EXERCISE INSTRUCTIONS: Return a copy of each line that holds the string "content".
** start **
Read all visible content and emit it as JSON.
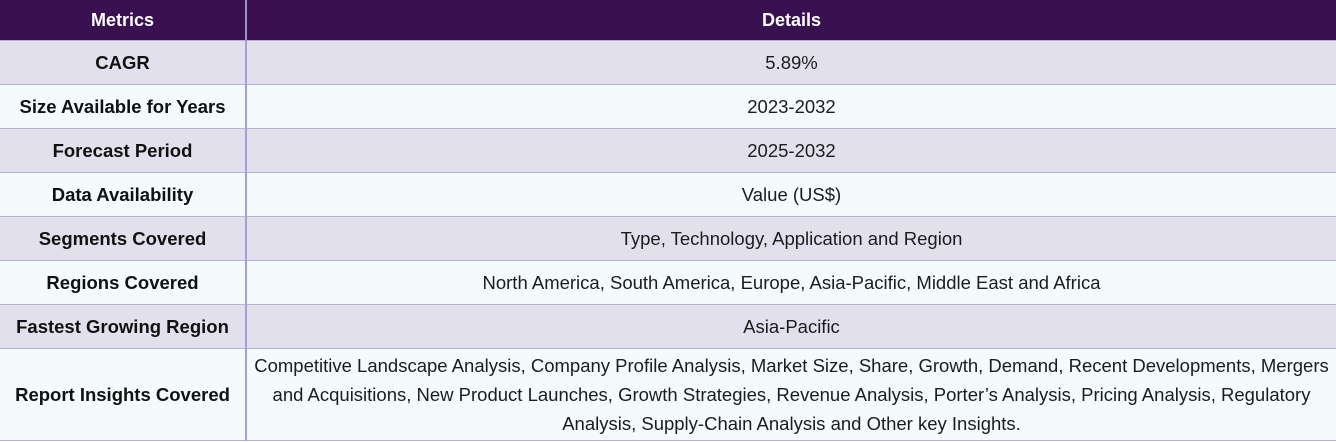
{
  "table": {
    "headers": [
      "Metrics",
      "Details"
    ],
    "rows": [
      {
        "metric": "CAGR",
        "details": "5.89%"
      },
      {
        "metric": "Size Available for Years",
        "details": "2023-2032"
      },
      {
        "metric": "Forecast Period",
        "details": "2025-2032"
      },
      {
        "metric": "Data Availability",
        "details": "Value (US$)"
      },
      {
        "metric": "Segments Covered",
        "details": "Type, Technology, Application and Region"
      },
      {
        "metric": "Regions Covered",
        "details": "North America, South America, Europe, Asia-Pacific, Middle East and Africa"
      },
      {
        "metric": "Fastest Growing Region",
        "details": "Asia-Pacific"
      },
      {
        "metric": "Report Insights Covered",
        "details": "Competitive Landscape Analysis, Company Profile Analysis, Market Size, Share, Growth, Demand, Recent Developments, Mergers and Acquisitions, New Product Launches, Growth Strategies, Revenue Analysis, Porter’s Analysis, Pricing Analysis, Regulatory Analysis, Supply-Chain Analysis and Other key Insights."
      }
    ]
  },
  "colors": {
    "header_bg": "#3a1150",
    "row_odd_bg": "#e3e0ed",
    "row_even_bg": "#f5fafd"
  }
}
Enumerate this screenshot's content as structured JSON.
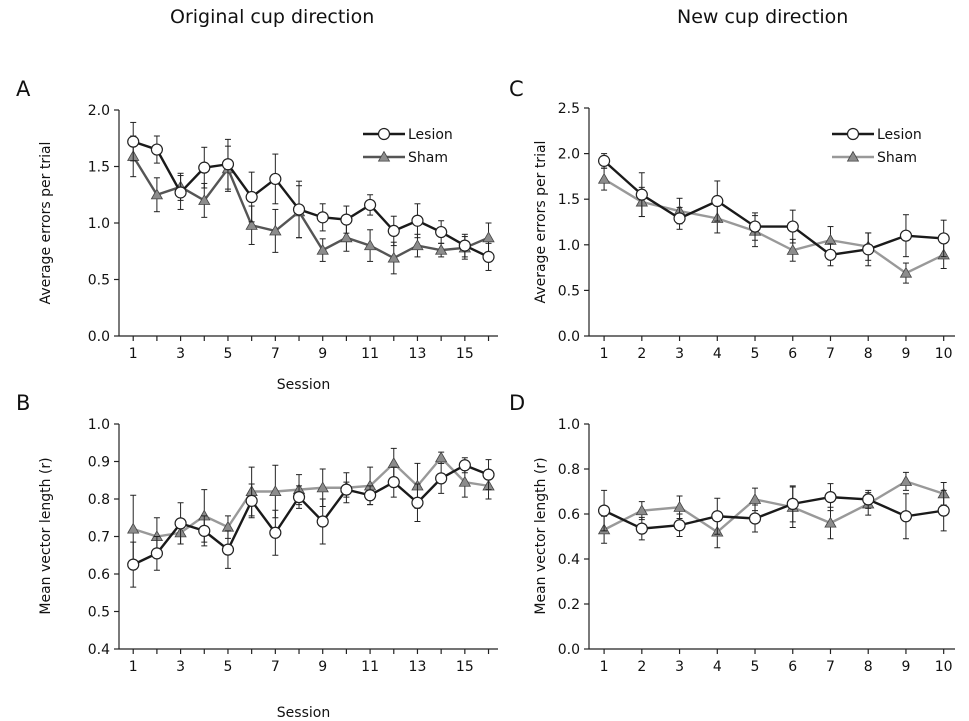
{
  "headings": {
    "left": "Original cup direction",
    "right": "New cup direction"
  },
  "colors": {
    "lesion_line": "#1a1a1a",
    "sham_line_dark": "#555555",
    "sham_line_light": "#999999",
    "sham_marker": "#8c8c8c"
  },
  "chart_data": [
    {
      "panel": "A",
      "type": "line",
      "xlabel": "Session",
      "ylabel": "Average errors per trial",
      "xlim": [
        1,
        16
      ],
      "ylim": [
        0,
        2.0
      ],
      "yticks": [
        "0.0",
        "0.5",
        "1.0",
        "1.5",
        "2.0"
      ],
      "xticks": [
        "1",
        "3",
        "5",
        "7",
        "9",
        "11",
        "13",
        "15"
      ],
      "legend": "top-right",
      "x": [
        1,
        2,
        3,
        4,
        5,
        6,
        7,
        8,
        9,
        10,
        11,
        12,
        13,
        14,
        15,
        16
      ],
      "series": [
        {
          "name": "Lesion",
          "marker": "circle",
          "values": [
            1.72,
            1.65,
            1.27,
            1.49,
            1.52,
            1.23,
            1.39,
            1.12,
            1.05,
            1.03,
            1.16,
            0.93,
            1.02,
            0.92,
            0.8,
            0.7
          ],
          "error": [
            0.17,
            0.12,
            0.15,
            0.18,
            0.22,
            0.22,
            0.22,
            0.25,
            0.12,
            0.12,
            0.09,
            0.13,
            0.15,
            0.1,
            0.1,
            0.12
          ]
        },
        {
          "name": "Sham",
          "marker": "triangle",
          "values": [
            1.59,
            1.25,
            1.32,
            1.2,
            1.48,
            0.98,
            0.93,
            1.1,
            0.76,
            0.87,
            0.8,
            0.69,
            0.8,
            0.76,
            0.78,
            0.87
          ],
          "error": [
            0.18,
            0.15,
            0.12,
            0.15,
            0.2,
            0.17,
            0.19,
            0.23,
            0.1,
            0.12,
            0.14,
            0.14,
            0.1,
            0.06,
            0.1,
            0.13
          ]
        }
      ]
    },
    {
      "panel": "B",
      "type": "line",
      "xlabel": "Session",
      "ylabel": "Mean vector length (r)",
      "xlim": [
        1,
        16
      ],
      "ylim": [
        0.4,
        1.0
      ],
      "yticks": [
        "0.4",
        "0.5",
        "0.6",
        "0.7",
        "0.8",
        "0.9",
        "1.0"
      ],
      "xticks": [
        "1",
        "3",
        "5",
        "7",
        "9",
        "11",
        "13",
        "15"
      ],
      "x": [
        1,
        2,
        3,
        4,
        5,
        6,
        7,
        8,
        9,
        10,
        11,
        12,
        13,
        14,
        15,
        16
      ],
      "series": [
        {
          "name": "Lesion",
          "marker": "circle",
          "values": [
            0.625,
            0.655,
            0.735,
            0.715,
            0.665,
            0.795,
            0.71,
            0.805,
            0.74,
            0.825,
            0.81,
            0.845,
            0.79,
            0.855,
            0.89,
            0.865
          ],
          "error": [
            0.06,
            0.045,
            0.055,
            0.04,
            0.05,
            0.045,
            0.06,
            0.03,
            0.06,
            0.02,
            0.025,
            0.04,
            0.05,
            0.04,
            0.02,
            0.04
          ]
        },
        {
          "name": "Sham",
          "marker": "triangle",
          "values": [
            0.72,
            0.7,
            0.71,
            0.755,
            0.725,
            0.82,
            0.82,
            0.825,
            0.83,
            0.83,
            0.835,
            0.895,
            0.835,
            0.91,
            0.845,
            0.835
          ],
          "error": [
            0.09,
            0.05,
            0.03,
            0.07,
            0.03,
            0.065,
            0.07,
            0.04,
            0.05,
            0.04,
            0.05,
            0.04,
            0.06,
            0.015,
            0.04,
            0.035
          ]
        }
      ]
    },
    {
      "panel": "C",
      "type": "line",
      "ylabel": "Average errors per trial",
      "xlim": [
        1,
        10
      ],
      "ylim": [
        0,
        2.5
      ],
      "yticks": [
        "0.0",
        "0.5",
        "1.0",
        "1.5",
        "2.0",
        "2.5"
      ],
      "xticks": [
        "1",
        "2",
        "3",
        "4",
        "5",
        "6",
        "7",
        "8",
        "9",
        "10"
      ],
      "legend": "top-right",
      "x": [
        1,
        2,
        3,
        4,
        5,
        6,
        7,
        8,
        9,
        10
      ],
      "series": [
        {
          "name": "Lesion",
          "marker": "circle",
          "values": [
            1.92,
            1.55,
            1.29,
            1.48,
            1.2,
            1.2,
            0.89,
            0.95,
            1.1,
            1.07
          ],
          "error": [
            0.08,
            0.24,
            0.12,
            0.22,
            0.15,
            0.18,
            0.12,
            0.18,
            0.23,
            0.2
          ]
        },
        {
          "name": "Sham",
          "marker": "triangle",
          "values": [
            1.72,
            1.47,
            1.37,
            1.29,
            1.15,
            0.94,
            1.05,
            0.98,
            0.69,
            0.89
          ],
          "error": [
            0.12,
            0.16,
            0.14,
            0.16,
            0.17,
            0.12,
            0.15,
            0.15,
            0.11,
            0.15
          ]
        }
      ]
    },
    {
      "panel": "D",
      "type": "line",
      "ylabel": "Mean vector length (r)",
      "xlim": [
        1,
        10
      ],
      "ylim": [
        0,
        1.0
      ],
      "yticks": [
        "0.0",
        "0.2",
        "0.4",
        "0.6",
        "0.8",
        "1.0"
      ],
      "xticks": [
        "1",
        "2",
        "3",
        "4",
        "5",
        "6",
        "7",
        "8",
        "9",
        "10"
      ],
      "x": [
        1,
        2,
        3,
        4,
        5,
        6,
        7,
        8,
        9,
        10
      ],
      "series": [
        {
          "name": "Lesion",
          "marker": "circle",
          "values": [
            0.615,
            0.535,
            0.55,
            0.59,
            0.58,
            0.645,
            0.675,
            0.665,
            0.59,
            0.615
          ],
          "error": [
            0.09,
            0.05,
            0.05,
            0.08,
            0.06,
            0.08,
            0.06,
            0.04,
            0.1,
            0.09
          ]
        },
        {
          "name": "Sham",
          "marker": "triangle",
          "values": [
            0.53,
            0.615,
            0.63,
            0.52,
            0.665,
            0.63,
            0.56,
            0.645,
            0.745,
            0.69
          ],
          "error": [
            0.06,
            0.04,
            0.05,
            0.07,
            0.05,
            0.09,
            0.07,
            0.05,
            0.04,
            0.05
          ]
        }
      ]
    }
  ]
}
** end **
TASK SOLUTION:
Read all visible content and emit it as JSON.
Enumerate this screenshot's content as structured JSON.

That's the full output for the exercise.